**Problem requirements**
Gather up every line from the entries below that uses the word "healthline".

**The data**
# # # # #

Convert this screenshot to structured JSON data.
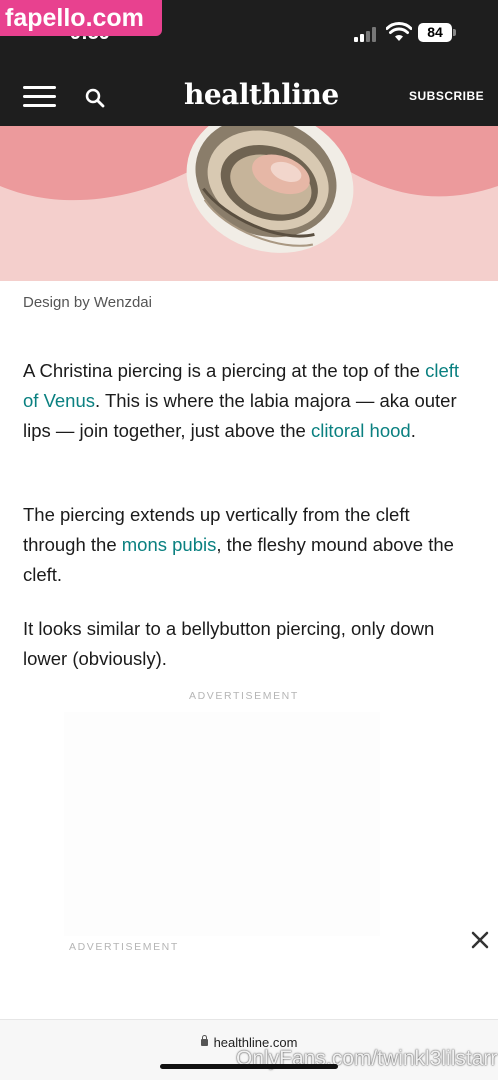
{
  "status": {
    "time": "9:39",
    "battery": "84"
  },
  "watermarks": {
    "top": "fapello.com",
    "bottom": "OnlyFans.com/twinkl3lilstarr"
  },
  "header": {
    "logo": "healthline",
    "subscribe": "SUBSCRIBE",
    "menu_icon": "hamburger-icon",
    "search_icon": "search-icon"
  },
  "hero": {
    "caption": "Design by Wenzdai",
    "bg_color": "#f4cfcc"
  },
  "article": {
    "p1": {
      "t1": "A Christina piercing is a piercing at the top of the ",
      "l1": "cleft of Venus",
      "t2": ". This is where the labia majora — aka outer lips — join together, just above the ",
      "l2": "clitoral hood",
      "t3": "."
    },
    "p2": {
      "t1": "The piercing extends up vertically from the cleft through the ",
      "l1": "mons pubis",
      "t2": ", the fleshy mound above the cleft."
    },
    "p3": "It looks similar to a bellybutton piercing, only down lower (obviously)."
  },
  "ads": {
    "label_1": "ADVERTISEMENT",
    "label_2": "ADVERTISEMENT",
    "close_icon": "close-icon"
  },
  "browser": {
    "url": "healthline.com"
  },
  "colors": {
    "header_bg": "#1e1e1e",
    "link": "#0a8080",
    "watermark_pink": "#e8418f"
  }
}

# # # # #

**Final result**
    "logo": "healthline",
    "url": "healthline.com"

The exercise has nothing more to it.